**PROVIDED PASSAGE**
══════════════════════════════
Rapinoe's response to the president's comments on CNN are powerful, but not surprising, as her political history extends well past this year's World Cup. In 2016, she became the first athlete that wasn't black or in the NFL to kneel during the national anthem; she's an openly lesbian athlete who strongly advocates for the rights of LGBTQ people; and she's part of the USWNT's lawsuit suing the United States Soccer Federation for gender discrimination.
In the past, Rapinoe has received backlash for her activism, but even when faced with the full weight of the president's ire, she hasn't buckled under the pressure. And although Trump seems to pride himself on politically divisive rhetoric and attacking anyone who doesn't show him unquestioning praise, including Rapinoe, she's continued to stand her ground and make her opposition clear. It's incredible to watch — a woman who is one of the best soccer players in the world is lecturing one of the most powerful men in the world about personal responsibility.
After Rapinoe shared her message to Trump (whom Cooper noted would likely be watching the interview), the host brought up her use of the president's campaign slogan. "The idea of Make America Great Again, if it means going back to the '40's or '50s, that's an America where you could be imprisoned for being gay," Cooper said.
"Yeah, it was not a great place for a lot of people," Rapinoe responded. "For a lot of people it was a very oppressive place, and that's not to say it was the worst place in the world. I think that's a thing that a lot of people go to. No one is saying that they want to leave America. But as one of the great countries in the world, and for sure we want to see ourselves as that, we need to constantly look within and challenge ourselves to be better."
At the end of the interview, the athlete confirmed that she and the rest of the USWNT do have plans to go to Washington D.C., although it might not include the White House. Speaker of the House Nancy Pelosi and Rep. Alexandria Ocasio-Cortez have both extended invitations to the world champions.
"We've always been interested in going to Washington," Rapinoe said. "This is such a special moment for us, and for us to sort of leverage this moment and talk about the things that we want to talk about... is an incredible moment."
══════════════════════════════
**DATA SHOWN**

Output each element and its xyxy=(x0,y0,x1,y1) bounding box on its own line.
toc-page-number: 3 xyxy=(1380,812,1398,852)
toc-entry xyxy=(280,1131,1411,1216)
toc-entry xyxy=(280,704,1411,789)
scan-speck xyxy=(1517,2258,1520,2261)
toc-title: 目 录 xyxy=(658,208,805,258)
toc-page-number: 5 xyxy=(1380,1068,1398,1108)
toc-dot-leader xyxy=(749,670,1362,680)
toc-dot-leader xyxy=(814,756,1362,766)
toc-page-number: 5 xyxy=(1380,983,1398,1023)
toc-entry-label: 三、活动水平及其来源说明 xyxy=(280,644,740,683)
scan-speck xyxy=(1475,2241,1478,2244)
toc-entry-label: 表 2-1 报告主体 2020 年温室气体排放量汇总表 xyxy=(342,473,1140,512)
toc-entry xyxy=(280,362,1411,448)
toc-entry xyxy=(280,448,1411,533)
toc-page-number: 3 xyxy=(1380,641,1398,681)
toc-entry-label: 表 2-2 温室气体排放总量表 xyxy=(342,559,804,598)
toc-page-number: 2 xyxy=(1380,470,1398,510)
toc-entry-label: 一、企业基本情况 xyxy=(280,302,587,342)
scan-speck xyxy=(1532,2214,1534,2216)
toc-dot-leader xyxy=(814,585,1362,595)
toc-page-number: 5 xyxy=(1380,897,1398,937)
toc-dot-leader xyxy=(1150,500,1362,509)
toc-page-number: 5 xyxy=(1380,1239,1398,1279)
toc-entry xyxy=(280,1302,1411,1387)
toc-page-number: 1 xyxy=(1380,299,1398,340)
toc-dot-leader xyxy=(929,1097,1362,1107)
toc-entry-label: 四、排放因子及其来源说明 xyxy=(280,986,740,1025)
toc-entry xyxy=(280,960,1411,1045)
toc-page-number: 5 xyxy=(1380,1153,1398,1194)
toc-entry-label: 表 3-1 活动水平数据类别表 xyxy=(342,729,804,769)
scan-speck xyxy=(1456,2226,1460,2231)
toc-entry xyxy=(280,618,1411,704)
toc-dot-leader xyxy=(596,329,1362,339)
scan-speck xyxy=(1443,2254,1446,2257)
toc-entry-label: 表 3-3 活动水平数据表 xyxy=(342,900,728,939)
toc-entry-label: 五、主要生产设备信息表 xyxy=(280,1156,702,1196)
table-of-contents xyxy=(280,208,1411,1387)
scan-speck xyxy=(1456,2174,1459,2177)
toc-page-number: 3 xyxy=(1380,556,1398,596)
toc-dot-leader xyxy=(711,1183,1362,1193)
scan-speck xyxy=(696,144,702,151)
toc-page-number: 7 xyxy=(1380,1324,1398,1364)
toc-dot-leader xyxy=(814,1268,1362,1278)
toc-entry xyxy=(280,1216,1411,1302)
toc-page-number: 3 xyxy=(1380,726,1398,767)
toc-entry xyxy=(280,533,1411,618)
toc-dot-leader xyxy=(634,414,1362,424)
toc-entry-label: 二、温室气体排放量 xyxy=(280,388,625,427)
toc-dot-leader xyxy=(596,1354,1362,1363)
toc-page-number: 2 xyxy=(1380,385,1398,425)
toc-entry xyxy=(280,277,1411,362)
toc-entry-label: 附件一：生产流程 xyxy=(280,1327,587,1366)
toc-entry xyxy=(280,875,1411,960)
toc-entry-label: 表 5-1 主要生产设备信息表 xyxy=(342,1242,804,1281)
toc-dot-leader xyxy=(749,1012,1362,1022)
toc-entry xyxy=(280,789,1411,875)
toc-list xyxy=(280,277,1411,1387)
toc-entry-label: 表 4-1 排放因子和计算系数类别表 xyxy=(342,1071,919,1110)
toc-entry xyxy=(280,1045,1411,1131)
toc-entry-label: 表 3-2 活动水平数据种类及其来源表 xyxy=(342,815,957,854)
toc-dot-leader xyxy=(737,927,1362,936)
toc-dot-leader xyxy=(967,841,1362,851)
══════════════════════════════
**TASK DIRECTIONS**
Name every person referred to by name in the passage on Rapinoe. The data shown above is separate material, unrelated to the passage on Rapinoe.

**SOLVED PROBLEM**
Rapinoe, Trump, Cooper, Nancy Pelosi, Alexandria Ocasio-Cortez